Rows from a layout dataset
◆ ◆ ◆ ◆
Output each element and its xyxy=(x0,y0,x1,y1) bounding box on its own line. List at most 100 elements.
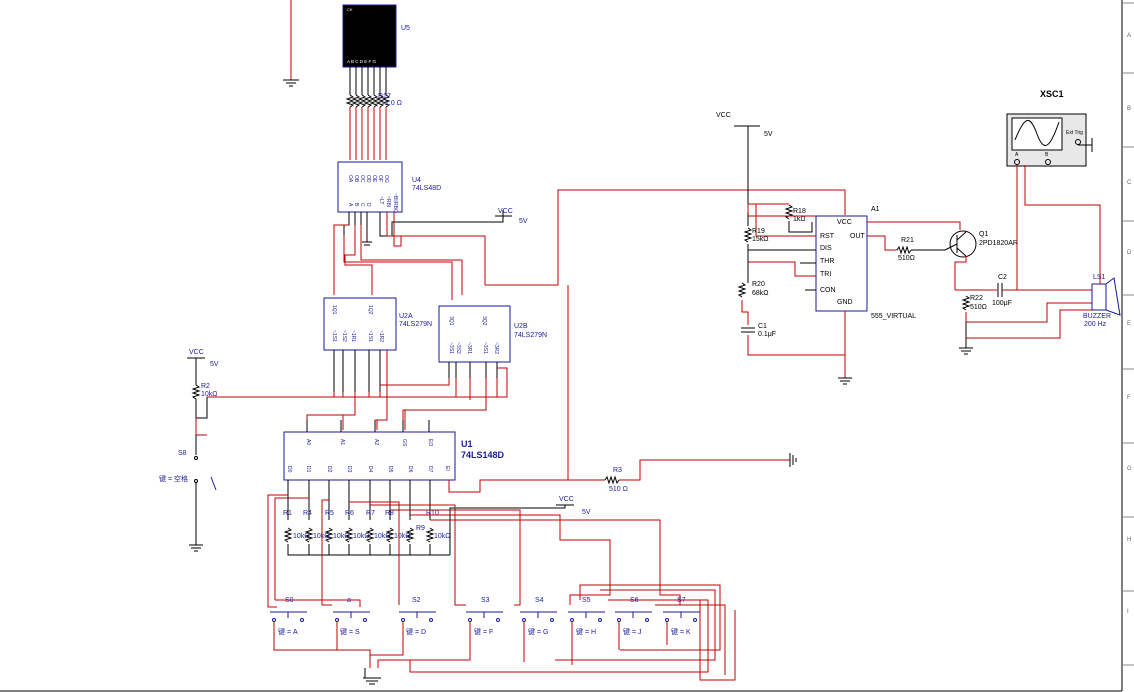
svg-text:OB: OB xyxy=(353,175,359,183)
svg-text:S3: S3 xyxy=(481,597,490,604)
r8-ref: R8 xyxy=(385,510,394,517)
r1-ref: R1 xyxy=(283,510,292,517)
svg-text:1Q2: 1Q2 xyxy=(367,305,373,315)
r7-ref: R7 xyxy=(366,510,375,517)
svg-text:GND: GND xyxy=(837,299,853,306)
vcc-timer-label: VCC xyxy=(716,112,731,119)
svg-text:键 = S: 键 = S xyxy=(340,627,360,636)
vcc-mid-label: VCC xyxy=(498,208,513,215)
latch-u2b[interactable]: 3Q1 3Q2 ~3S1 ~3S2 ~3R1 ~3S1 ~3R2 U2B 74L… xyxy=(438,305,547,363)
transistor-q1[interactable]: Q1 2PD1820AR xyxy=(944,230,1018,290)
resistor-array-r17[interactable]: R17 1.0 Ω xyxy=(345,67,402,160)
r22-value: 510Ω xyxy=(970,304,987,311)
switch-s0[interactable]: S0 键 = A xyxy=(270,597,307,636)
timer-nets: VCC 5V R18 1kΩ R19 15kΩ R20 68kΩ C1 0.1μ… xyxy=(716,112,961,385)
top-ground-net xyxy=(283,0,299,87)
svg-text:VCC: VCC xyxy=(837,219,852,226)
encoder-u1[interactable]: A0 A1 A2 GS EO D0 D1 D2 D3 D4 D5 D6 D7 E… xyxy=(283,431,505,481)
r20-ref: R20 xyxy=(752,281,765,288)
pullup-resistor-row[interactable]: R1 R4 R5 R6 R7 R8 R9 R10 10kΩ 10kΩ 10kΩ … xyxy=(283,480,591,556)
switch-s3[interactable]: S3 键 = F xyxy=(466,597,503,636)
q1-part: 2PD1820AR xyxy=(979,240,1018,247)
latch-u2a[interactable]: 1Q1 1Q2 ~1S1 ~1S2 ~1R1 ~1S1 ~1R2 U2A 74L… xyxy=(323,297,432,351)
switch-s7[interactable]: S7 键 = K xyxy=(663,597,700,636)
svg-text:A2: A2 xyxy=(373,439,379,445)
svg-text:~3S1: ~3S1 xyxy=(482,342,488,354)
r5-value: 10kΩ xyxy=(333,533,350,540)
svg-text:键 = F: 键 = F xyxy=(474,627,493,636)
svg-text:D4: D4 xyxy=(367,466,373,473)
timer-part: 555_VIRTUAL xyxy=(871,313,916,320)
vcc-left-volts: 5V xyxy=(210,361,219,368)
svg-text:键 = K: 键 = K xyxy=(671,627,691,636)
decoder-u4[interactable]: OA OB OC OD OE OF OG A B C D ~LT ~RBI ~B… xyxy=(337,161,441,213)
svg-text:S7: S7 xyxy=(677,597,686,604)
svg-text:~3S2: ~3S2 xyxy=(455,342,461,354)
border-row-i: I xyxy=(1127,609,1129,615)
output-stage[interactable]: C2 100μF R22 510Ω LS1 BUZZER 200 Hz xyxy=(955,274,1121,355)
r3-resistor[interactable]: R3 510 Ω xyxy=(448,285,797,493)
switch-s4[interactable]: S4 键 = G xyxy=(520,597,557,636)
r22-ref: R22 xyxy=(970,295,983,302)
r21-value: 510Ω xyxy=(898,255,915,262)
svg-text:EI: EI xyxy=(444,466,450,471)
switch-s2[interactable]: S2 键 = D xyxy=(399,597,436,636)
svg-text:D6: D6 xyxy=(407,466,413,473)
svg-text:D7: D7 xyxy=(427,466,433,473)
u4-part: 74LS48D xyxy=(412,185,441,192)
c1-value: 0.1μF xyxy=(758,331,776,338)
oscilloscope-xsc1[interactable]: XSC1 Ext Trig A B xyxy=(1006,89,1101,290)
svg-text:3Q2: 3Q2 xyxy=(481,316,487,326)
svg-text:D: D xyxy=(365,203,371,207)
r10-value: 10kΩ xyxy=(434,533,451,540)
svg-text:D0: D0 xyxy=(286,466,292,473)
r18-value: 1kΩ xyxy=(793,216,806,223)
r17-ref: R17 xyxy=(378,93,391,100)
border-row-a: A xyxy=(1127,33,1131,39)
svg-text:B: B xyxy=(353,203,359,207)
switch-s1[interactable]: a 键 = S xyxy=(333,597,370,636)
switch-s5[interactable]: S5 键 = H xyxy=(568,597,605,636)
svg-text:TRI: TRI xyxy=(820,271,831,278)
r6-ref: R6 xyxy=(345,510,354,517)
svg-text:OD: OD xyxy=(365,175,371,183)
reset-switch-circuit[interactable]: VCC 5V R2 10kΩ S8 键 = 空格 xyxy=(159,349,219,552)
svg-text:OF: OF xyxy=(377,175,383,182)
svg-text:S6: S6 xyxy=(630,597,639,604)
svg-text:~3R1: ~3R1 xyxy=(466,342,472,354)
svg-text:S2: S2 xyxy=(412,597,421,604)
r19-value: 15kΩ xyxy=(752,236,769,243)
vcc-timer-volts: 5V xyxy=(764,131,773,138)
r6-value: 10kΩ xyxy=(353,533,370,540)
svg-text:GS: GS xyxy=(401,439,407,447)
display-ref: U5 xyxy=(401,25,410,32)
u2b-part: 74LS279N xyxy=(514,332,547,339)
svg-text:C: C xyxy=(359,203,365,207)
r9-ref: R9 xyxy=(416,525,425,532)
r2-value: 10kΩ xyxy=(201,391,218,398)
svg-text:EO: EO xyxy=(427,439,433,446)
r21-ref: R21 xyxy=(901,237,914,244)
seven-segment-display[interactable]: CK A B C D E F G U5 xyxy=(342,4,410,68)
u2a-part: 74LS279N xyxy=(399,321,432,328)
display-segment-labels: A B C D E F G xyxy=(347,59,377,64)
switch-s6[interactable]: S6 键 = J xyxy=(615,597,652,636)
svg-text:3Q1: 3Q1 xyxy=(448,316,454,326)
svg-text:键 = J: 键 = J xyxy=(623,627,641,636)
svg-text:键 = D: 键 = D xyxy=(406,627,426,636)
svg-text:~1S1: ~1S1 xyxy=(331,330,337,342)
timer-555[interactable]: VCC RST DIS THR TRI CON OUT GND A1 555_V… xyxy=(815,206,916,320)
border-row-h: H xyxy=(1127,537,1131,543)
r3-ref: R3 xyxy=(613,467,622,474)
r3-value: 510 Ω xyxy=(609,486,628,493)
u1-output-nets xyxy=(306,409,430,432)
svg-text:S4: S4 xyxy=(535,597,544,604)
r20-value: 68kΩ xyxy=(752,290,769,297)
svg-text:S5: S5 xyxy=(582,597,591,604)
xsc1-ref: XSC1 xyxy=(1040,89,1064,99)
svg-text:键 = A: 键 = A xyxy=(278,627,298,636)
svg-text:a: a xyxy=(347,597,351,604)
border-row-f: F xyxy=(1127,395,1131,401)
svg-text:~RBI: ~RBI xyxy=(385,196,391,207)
◆ ◆ ◆ ◆
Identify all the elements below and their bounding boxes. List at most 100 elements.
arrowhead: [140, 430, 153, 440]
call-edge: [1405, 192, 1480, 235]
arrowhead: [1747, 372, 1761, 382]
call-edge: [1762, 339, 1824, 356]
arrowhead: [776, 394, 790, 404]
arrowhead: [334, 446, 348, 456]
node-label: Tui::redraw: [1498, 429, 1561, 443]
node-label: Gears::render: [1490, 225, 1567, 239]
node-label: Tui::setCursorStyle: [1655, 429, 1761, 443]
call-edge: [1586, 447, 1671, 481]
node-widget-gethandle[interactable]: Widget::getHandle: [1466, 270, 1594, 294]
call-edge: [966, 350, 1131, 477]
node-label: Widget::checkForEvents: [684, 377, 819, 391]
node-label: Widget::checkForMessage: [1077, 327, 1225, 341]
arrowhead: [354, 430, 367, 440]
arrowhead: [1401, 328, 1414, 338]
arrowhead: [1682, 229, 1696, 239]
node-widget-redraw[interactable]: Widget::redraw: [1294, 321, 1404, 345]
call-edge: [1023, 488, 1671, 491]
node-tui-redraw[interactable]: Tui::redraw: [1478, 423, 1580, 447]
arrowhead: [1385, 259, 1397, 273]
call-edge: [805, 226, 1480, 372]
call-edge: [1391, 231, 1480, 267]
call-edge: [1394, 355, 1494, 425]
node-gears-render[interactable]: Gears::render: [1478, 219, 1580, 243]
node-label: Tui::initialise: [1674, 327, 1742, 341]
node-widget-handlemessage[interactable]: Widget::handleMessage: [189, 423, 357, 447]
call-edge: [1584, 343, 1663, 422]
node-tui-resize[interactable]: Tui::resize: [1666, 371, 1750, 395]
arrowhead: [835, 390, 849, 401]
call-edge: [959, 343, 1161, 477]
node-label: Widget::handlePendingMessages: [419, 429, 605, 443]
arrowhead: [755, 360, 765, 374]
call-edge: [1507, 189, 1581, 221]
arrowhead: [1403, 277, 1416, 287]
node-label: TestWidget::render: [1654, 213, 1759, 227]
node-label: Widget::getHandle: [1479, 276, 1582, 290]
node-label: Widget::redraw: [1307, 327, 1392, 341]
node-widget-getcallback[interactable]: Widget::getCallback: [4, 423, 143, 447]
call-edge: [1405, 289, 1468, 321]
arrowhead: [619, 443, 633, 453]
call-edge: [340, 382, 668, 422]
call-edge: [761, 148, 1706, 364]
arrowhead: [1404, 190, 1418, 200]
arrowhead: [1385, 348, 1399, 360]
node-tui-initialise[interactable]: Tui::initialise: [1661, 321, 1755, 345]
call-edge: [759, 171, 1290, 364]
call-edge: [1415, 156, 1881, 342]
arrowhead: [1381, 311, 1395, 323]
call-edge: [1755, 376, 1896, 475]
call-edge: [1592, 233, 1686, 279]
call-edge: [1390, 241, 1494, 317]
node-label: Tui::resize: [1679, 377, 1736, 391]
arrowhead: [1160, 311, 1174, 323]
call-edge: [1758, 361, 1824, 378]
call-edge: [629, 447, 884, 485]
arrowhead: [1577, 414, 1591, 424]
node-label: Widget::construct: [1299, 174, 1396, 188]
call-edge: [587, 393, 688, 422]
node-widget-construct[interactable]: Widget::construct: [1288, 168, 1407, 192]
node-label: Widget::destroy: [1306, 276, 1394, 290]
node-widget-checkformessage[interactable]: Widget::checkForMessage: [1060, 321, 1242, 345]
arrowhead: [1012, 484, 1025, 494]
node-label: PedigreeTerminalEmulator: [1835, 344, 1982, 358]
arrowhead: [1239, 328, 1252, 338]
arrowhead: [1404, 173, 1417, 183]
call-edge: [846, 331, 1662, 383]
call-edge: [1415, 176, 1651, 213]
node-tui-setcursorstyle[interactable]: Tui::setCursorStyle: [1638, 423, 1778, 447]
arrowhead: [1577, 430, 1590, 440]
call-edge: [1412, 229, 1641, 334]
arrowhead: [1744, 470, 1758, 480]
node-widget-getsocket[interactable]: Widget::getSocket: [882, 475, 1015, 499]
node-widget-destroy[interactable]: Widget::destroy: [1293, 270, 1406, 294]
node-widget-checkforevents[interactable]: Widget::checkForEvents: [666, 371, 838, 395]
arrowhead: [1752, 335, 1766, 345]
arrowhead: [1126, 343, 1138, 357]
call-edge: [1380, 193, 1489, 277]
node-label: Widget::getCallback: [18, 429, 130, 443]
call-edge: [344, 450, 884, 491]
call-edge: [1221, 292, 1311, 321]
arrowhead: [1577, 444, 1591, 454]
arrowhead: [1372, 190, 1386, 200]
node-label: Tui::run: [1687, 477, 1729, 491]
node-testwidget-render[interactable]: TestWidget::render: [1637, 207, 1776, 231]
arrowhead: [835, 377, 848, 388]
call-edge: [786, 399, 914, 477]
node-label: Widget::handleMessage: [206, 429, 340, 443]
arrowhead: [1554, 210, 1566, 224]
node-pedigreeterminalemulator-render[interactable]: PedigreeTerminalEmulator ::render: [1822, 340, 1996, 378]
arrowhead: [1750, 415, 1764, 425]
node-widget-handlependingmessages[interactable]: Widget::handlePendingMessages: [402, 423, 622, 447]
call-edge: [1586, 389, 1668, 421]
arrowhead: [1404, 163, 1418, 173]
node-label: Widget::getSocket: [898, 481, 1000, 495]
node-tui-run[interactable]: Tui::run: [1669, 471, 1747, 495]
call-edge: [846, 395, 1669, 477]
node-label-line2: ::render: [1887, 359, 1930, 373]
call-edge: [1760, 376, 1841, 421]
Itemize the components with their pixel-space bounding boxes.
◆ ◆ ◆ ◆
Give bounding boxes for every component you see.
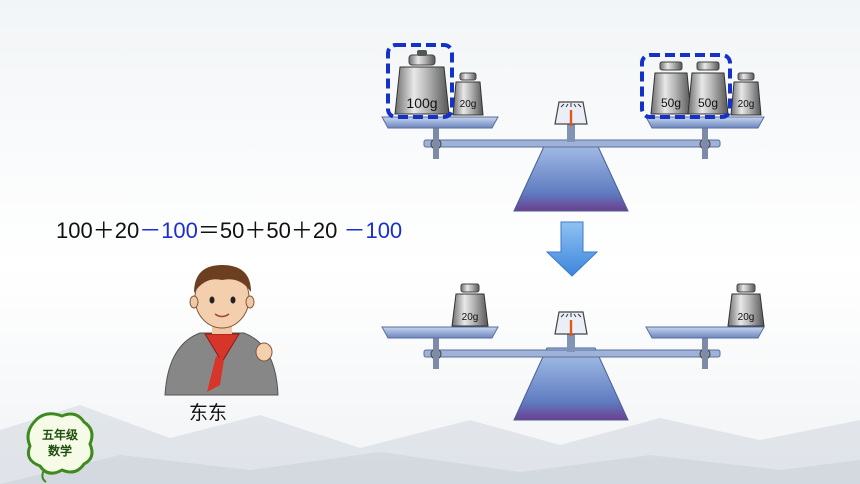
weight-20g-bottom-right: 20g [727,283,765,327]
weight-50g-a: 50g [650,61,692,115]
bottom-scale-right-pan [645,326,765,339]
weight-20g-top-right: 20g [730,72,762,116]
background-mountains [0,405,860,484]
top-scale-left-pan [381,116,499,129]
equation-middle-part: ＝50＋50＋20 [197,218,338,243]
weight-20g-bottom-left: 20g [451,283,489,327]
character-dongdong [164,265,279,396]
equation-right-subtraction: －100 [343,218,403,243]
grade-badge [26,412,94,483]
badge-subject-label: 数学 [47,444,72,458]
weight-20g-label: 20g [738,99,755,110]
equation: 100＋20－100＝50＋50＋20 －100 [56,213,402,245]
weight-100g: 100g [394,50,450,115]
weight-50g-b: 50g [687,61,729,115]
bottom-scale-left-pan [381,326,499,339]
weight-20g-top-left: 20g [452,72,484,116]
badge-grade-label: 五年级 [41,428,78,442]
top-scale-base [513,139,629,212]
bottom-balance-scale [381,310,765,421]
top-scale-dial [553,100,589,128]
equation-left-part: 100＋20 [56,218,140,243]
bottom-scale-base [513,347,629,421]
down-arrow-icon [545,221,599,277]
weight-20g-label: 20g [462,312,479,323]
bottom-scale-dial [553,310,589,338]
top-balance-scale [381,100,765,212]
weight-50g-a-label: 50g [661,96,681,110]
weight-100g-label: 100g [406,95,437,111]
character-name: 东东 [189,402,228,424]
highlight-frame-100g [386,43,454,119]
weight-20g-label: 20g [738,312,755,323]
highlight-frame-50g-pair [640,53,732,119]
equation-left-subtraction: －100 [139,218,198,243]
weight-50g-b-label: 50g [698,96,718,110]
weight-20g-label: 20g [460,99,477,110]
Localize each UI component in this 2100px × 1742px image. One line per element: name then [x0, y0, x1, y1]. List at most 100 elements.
◆ ◆ ◆ ◆
Copy out, character for character, the lines in the items above, beginning at the line that contains "weight-20g-bottom-right: 20g [727,283,765,327]" and ending after the line that contains "weight-20g-label: 20g [460,99,477,110]", with both of those lines included.

weight-20g-bottom-right: 20g [727,283,765,327]
weight-50g-a: 50g [650,61,692,115]
bottom-scale-right-pan [645,326,765,339]
weight-20g-top-right: 20g [730,72,762,116]
background-mountains [0,405,860,484]
top-scale-left-pan [381,116,499,129]
equation-middle-part: ＝50＋50＋20 [197,218,338,243]
weight-20g-bottom-left: 20g [451,283,489,327]
character-dongdong [164,265,279,396]
equation-right-subtraction: －100 [343,218,403,243]
grade-badge [26,412,94,483]
badge-subject-label: 数学 [47,444,72,458]
weight-20g-label: 20g [738,99,755,110]
equation: 100＋20－100＝50＋50＋20 －100 [56,213,402,245]
weight-100g: 100g [394,50,450,115]
weight-50g-b: 50g [687,61,729,115]
bottom-scale-left-pan [381,326,499,339]
weight-20g-top-left: 20g [452,72,484,116]
badge-grade-label: 五年级 [41,428,78,442]
top-scale-base [513,139,629,212]
bottom-balance-scale [381,310,765,421]
top-scale-dial [553,100,589,128]
equation-left-part: 100＋20 [56,218,140,243]
bottom-scale-base [513,347,629,421]
down-arrow-icon [545,221,599,277]
weight-20g-label: 20g [462,312,479,323]
bottom-scale-dial [553,310,589,338]
top-balance-scale [381,100,765,212]
weight-50g-a-label: 50g [661,96,681,110]
weight-100g-label: 100g [406,95,437,111]
character-name: 东东 [189,402,228,424]
highlight-frame-100g [386,43,454,119]
weight-20g-label: 20g [738,312,755,323]
highlight-frame-50g-pair [640,53,732,119]
equation-left-subtraction: －100 [139,218,198,243]
weight-50g-b-label: 50g [698,96,718,110]
weight-20g-label: 20g [460,99,477,110]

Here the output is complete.